WHAT TO DO: Each entry in the listing below should be restated word for word.
━━━━━ DATA RECORDS
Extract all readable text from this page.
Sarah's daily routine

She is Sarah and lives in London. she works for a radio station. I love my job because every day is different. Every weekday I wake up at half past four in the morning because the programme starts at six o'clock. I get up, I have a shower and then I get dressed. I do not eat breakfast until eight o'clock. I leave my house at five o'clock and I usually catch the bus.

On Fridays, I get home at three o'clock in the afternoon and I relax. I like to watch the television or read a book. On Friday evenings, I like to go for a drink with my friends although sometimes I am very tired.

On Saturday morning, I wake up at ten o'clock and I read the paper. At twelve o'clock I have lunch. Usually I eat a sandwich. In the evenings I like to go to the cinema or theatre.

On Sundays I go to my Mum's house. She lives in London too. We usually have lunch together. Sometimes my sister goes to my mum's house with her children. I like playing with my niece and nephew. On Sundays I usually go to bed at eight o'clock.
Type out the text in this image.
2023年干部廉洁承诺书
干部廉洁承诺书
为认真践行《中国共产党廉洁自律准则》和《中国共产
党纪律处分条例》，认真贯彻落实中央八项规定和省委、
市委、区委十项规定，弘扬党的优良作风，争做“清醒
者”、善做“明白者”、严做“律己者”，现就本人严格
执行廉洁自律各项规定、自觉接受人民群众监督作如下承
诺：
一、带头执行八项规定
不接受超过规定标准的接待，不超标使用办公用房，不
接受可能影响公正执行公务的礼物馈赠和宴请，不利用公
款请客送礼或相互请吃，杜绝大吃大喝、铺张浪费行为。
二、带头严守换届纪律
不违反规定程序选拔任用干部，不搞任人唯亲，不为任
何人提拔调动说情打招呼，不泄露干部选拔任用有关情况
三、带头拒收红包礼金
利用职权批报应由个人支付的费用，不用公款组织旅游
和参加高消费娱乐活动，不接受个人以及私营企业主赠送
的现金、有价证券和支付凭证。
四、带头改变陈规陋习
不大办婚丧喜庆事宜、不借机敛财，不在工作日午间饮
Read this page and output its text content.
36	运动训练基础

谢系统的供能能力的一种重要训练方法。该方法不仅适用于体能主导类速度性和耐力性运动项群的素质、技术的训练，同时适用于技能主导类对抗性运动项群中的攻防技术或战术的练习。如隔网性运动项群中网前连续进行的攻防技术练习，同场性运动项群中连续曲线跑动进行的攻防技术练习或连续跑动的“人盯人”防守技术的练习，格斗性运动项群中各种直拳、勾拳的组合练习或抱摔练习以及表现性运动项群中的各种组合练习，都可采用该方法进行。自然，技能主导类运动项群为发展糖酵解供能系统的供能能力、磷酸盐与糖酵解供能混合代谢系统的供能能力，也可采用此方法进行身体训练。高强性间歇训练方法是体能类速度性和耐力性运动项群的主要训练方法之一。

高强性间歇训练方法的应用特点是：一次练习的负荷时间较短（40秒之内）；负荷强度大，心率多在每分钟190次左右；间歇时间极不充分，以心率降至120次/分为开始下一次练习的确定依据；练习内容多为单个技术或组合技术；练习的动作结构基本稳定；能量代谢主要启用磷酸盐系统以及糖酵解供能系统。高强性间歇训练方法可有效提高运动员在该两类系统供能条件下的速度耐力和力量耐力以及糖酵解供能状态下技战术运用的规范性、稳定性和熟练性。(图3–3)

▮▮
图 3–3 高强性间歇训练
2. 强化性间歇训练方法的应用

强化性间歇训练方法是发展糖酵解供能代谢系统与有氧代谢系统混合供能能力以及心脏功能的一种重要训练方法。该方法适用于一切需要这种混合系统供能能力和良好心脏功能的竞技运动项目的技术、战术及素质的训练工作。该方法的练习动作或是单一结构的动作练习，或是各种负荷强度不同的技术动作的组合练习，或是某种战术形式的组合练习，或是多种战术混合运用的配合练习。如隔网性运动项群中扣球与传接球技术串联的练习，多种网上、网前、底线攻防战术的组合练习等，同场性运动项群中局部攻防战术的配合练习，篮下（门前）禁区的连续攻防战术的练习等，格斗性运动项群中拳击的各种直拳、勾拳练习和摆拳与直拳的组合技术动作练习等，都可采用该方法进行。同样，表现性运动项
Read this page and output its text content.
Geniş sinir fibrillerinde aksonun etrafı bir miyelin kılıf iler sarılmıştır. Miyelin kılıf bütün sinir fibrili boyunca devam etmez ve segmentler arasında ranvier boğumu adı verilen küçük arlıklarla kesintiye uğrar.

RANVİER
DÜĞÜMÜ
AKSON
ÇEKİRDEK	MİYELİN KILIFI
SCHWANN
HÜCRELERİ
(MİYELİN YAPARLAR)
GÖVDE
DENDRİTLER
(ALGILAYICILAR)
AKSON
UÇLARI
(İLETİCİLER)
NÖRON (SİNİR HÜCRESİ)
━━━━━━━━━━
WRITTEN SOLUTION:
Extract all readable text from this page.
Sarah's daily routine

She is Sarah and lives in London. she works for a radio station. I love my job because every day is different. Every weekday I wake up at half past four in the morning because the programme starts at six o'clock. I get up, I have a shower and then I get dressed. I do not eat breakfast until eight o'clock. I leave my house at five o'clock and I usually catch the bus.

On Fridays, I get home at three o'clock in the afternoon and I relax. I like to watch the television or read a book. On Friday evenings, I like to go for a drink with my friends although sometimes I am very tired.

On Saturday morning, I wake up at ten o'clock and I read the paper. At twelve o'clock I have lunch. Usually I eat a sandwich. In the evenings I like to go to the cinema or theatre.

On Sundays I go to my Mum's house. She lives in London too. We usually have lunch together. Sometimes my sister goes to my mum's house with her children. I like playing with my niece and nephew. On Sundays I usually go to bed at eight o'clock.
Type out the text in this image.
2023年干部廉洁承诺书
干部廉洁承诺书
为认真践行《中国共产党廉洁自律准则》和《中国共产
党纪律处分条例》，认真贯彻落实中央八项规定和省委、
市委、区委十项规定，弘扬党的优良作风，争做“清醒
者”、善做“明白者”、严做“律己者”，现就本人严格
执行廉洁自律各项规定、自觉接受人民群众监督作如下承
诺：
一、带头执行八项规定
不接受超过规定标准的接待，不超标使用办公用房，不
接受可能影响公正执行公务的礼物馈赠和宴请，不利用公
款请客送礼或相互请吃，杜绝大吃大喝、铺张浪费行为。
二、带头严守换届纪律
不违反规定程序选拔任用干部，不搞任人唯亲，不为任
何人提拔调动说情打招呼，不泄露干部选拔任用有关情况
三、带头拒收红包礼金
利用职权批报应由个人支付的费用，不用公款组织旅游
和参加高消费娱乐活动，不接受个人以及私营企业主赠送
的现金、有价证券和支付凭证。
四、带头改变陈规陋习
不大办婚丧喜庆事宜、不借机敛财，不在工作日午间饮
Read this page and output its text content.
36	运动训练基础

谢系统的供能能力的一种重要训练方法。该方法不仅适用于体能主导类速度性和耐力性运动项群的素质、技术的训练，同时适用于技能主导类对抗性运动项群中的攻防技术或战术的练习。如隔网性运动项群中网前连续进行的攻防技术练习，同场性运动项群中连续曲线跑动进行的攻防技术练习或连续跑动的“人盯人”防守技术的练习，格斗性运动项群中各种直拳、勾拳的组合练习或抱摔练习以及表现性运动项群中的各种组合练习，都可采用该方法进行。自然，技能主导类运动项群为发展糖酵解供能系统的供能能力、磷酸盐与糖酵解供能混合代谢系统的供能能力，也可采用此方法进行身体训练。高强性间歇训练方法是体能类速度性和耐力性运动项群的主要训练方法之一。

高强性间歇训练方法的应用特点是：一次练习的负荷时间较短（40秒之内）；负荷强度大，心率多在每分钟190次左右；间歇时间极不充分，以心率降至120次/分为开始下一次练习的确定依据；练习内容多为单个技术或组合技术；练习的动作结构基本稳定；能量代谢主要启用磷酸盐系统以及糖酵解供能系统。高强性间歇训练方法可有效提高运动员在该两类系统供能条件下的速度耐力和力量耐力以及糖酵解供能状态下技战术运用的规范性、稳定性和熟练性。(图3–3)

▮▮
图 3–3 高强性间歇训练
2. 强化性间歇训练方法的应用

强化性间歇训练方法是发展糖酵解供能代谢系统与有氧代谢系统混合供能能力以及心脏功能的一种重要训练方法。该方法适用于一切需要这种混合系统供能能力和良好心脏功能的竞技运动项目的技术、战术及素质的训练工作。该方法的练习动作或是单一结构的动作练习，或是各种负荷强度不同的技术动作的组合练习，或是某种战术形式的组合练习，或是多种战术混合运用的配合练习。如隔网性运动项群中扣球与传接球技术串联的练习，多种网上、网前、底线攻防战术的组合练习等，同场性运动项群中局部攻防战术的配合练习，篮下（门前）禁区的连续攻防战术的练习等，格斗性运动项群中拳击的各种直拳、勾拳练习和摆拳与直拳的组合技术动作练习等，都可采用该方法进行。同样，表现性运动项
Read this page and output its text content.
Geniş sinir fibrillerinde aksonun etrafı bir miyelin kılıf iler sarılmıştır. Miyelin kılıf bütün sinir fibrili boyunca devam etmez ve segmentler arasında ranvier boğumu adı verilen küçük arlıklarla kesintiye uğrar.

RANVİER
DÜĞÜMÜ
AKSON
ÇEKİRDEK	MİYELİN KILIFI
SCHWANN
HÜCRELERİ
(MİYELİN YAPARLAR)
GÖVDE
DENDRİTLER
(ALGILAYICILAR)
AKSON
UÇLARI
(İLETİCİLER)
NÖRON (SİNİR HÜCRESİ)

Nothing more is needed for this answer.